==== SOURCE MATERIAL ====

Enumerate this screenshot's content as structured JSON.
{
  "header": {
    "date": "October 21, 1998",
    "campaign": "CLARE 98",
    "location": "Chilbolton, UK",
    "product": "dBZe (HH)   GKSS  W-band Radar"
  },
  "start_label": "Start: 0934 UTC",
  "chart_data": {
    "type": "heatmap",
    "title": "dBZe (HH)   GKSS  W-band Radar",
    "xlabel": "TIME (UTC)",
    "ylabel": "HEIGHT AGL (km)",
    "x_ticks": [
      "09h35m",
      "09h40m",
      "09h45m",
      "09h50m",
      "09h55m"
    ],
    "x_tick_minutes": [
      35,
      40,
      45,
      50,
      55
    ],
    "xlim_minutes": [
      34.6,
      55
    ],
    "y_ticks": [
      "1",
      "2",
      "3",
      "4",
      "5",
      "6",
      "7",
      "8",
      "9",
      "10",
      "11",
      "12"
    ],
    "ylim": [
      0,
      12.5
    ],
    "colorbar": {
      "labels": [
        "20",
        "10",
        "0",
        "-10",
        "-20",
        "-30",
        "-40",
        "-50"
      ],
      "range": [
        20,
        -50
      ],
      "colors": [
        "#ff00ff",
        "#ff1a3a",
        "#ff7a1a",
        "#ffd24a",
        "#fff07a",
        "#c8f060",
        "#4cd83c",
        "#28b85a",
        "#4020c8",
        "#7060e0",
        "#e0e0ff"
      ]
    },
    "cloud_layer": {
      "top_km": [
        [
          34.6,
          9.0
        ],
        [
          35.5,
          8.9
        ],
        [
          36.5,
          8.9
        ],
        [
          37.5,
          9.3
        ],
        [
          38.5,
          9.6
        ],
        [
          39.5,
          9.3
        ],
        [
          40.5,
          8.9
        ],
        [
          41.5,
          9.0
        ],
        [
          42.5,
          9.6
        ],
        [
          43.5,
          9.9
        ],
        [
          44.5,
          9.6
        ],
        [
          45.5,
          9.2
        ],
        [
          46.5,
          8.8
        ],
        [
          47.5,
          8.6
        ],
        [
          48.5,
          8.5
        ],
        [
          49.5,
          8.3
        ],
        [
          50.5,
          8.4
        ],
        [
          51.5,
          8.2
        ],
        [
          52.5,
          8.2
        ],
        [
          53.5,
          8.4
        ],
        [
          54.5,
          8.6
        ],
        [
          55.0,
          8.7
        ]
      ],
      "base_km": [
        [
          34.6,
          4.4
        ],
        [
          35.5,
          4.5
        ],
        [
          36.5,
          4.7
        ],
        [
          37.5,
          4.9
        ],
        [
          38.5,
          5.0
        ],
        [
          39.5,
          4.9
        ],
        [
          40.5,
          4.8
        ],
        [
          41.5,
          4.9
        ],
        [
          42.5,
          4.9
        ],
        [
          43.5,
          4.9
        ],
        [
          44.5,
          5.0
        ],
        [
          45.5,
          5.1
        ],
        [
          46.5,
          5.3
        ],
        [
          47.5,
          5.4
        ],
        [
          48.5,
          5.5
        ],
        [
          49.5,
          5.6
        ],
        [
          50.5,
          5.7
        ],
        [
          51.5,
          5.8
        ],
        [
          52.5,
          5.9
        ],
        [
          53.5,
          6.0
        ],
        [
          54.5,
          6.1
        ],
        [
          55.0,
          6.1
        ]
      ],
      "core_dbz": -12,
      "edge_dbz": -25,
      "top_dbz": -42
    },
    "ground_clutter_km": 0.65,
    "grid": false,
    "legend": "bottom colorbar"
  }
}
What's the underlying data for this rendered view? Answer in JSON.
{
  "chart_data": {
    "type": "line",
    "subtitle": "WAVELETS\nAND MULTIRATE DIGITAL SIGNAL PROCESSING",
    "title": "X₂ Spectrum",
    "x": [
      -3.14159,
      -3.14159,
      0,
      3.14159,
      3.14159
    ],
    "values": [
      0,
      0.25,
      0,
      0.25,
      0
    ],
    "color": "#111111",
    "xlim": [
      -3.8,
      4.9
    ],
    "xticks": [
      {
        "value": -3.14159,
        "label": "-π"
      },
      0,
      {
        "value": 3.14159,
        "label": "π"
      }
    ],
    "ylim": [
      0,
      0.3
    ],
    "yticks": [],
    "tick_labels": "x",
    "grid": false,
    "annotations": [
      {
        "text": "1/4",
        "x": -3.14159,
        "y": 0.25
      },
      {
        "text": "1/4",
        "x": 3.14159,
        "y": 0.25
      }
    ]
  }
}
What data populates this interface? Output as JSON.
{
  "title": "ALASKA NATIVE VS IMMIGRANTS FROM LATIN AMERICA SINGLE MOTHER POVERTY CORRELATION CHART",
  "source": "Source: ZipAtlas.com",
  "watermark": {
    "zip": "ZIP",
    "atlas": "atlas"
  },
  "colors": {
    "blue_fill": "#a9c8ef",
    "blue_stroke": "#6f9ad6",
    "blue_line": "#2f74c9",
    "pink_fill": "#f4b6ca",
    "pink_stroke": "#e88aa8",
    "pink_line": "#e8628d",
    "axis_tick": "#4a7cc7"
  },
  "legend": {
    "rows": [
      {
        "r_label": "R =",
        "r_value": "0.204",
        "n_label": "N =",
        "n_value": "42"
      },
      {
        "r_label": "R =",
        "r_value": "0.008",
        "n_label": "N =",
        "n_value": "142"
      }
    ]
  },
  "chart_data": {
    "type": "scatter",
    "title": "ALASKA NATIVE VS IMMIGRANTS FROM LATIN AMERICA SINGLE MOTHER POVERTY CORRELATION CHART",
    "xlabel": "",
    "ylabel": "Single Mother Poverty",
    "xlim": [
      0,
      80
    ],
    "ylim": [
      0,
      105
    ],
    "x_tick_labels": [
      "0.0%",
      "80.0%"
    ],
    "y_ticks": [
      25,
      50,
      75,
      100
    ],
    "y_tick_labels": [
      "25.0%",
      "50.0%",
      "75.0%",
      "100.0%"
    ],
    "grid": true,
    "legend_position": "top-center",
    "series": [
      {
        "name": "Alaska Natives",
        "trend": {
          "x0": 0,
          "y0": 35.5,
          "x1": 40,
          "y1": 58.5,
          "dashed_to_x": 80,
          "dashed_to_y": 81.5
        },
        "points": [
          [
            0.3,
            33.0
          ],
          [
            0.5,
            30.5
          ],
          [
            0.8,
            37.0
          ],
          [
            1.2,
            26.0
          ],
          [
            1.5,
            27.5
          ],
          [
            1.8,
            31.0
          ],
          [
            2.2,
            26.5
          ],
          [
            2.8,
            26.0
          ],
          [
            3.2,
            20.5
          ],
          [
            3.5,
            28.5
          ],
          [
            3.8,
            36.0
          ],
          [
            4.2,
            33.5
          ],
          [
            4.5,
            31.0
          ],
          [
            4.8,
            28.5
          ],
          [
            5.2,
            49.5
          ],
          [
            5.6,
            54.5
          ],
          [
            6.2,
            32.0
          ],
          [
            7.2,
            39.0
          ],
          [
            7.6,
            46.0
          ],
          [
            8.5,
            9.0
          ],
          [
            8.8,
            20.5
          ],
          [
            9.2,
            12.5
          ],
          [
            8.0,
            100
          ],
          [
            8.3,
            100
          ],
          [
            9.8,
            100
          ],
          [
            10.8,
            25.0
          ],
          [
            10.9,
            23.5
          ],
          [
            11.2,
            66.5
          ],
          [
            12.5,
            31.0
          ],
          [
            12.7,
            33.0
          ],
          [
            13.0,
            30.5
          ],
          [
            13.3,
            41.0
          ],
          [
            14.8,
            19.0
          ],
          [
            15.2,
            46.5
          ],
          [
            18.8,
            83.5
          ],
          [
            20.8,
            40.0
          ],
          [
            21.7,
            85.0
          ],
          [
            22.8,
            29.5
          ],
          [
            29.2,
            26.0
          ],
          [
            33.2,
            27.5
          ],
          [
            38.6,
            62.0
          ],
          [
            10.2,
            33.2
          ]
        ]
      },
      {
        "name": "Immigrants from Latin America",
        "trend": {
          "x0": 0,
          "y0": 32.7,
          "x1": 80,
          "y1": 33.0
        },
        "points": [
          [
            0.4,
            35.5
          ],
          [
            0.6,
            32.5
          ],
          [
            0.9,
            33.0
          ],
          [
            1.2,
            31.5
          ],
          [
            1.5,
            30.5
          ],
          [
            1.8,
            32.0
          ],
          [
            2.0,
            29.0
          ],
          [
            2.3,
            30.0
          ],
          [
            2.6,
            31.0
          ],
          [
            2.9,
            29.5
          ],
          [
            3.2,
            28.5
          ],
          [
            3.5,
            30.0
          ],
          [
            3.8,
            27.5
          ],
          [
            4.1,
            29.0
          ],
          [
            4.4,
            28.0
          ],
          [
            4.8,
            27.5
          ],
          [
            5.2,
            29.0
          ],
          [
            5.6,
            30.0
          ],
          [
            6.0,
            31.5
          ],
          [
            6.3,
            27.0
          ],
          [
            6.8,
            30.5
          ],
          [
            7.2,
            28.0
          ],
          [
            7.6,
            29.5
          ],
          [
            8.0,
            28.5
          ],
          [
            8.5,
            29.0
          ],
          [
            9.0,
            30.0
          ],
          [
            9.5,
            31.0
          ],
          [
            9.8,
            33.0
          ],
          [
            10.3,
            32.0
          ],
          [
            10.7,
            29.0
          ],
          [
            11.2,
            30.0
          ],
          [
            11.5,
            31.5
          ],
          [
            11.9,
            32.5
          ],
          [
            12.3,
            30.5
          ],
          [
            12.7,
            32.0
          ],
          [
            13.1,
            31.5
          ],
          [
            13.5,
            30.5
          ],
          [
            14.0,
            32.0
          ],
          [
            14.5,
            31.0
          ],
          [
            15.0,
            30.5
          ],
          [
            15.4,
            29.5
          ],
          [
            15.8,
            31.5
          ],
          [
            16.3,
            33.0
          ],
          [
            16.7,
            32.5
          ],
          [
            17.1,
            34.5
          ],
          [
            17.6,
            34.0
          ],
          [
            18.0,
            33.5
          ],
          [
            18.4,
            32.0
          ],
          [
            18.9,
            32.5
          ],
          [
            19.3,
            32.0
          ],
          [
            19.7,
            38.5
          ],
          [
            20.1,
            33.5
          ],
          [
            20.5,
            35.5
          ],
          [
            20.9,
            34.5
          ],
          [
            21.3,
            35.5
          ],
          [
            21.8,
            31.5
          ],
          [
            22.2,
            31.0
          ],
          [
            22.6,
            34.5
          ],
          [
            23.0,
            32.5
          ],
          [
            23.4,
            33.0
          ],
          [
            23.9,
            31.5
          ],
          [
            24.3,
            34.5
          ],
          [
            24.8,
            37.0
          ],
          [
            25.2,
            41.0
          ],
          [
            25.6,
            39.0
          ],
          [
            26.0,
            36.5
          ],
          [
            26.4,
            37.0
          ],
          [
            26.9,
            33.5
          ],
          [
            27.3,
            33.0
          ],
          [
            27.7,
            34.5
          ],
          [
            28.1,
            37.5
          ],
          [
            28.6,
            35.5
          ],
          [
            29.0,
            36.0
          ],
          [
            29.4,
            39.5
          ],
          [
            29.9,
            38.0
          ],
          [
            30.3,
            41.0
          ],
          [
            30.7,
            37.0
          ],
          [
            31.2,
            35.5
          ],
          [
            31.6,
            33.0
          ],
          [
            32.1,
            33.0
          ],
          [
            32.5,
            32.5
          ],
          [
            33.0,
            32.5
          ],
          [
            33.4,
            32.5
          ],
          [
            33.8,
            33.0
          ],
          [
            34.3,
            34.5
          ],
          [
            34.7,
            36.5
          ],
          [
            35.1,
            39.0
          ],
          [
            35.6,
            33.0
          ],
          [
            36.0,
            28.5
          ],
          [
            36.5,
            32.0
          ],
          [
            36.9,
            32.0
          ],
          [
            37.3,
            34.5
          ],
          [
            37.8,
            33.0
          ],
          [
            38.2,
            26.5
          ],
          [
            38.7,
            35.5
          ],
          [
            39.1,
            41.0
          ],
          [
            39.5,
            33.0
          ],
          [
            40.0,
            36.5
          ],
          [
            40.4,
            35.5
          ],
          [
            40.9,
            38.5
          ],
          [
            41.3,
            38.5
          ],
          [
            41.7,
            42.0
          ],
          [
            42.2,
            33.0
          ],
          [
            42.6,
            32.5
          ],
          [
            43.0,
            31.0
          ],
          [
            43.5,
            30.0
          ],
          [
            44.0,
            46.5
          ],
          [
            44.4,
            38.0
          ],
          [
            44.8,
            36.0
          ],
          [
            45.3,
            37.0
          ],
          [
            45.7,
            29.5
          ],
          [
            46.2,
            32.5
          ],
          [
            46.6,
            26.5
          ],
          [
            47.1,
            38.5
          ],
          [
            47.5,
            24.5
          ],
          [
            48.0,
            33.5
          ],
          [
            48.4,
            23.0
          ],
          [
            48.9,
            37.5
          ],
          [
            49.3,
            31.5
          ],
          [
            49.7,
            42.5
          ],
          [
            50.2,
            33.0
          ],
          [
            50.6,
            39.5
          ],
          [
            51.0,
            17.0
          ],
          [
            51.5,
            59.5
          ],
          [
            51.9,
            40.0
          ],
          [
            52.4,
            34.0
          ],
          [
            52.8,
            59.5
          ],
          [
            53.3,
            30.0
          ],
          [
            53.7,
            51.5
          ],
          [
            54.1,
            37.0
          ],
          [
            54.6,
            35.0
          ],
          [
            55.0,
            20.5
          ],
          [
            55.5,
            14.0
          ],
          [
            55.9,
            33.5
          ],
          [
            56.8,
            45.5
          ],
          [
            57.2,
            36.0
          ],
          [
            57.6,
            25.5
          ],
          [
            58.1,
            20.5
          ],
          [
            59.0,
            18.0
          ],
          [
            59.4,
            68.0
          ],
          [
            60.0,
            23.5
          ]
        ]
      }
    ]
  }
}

====

* _OBJECTIVE_
Review the preceding data and report every line that includes the string "name".

* _SOLVED EXERCISE_
        "name": "Alaska Natives",
        "name": "Immigrants from Latin America",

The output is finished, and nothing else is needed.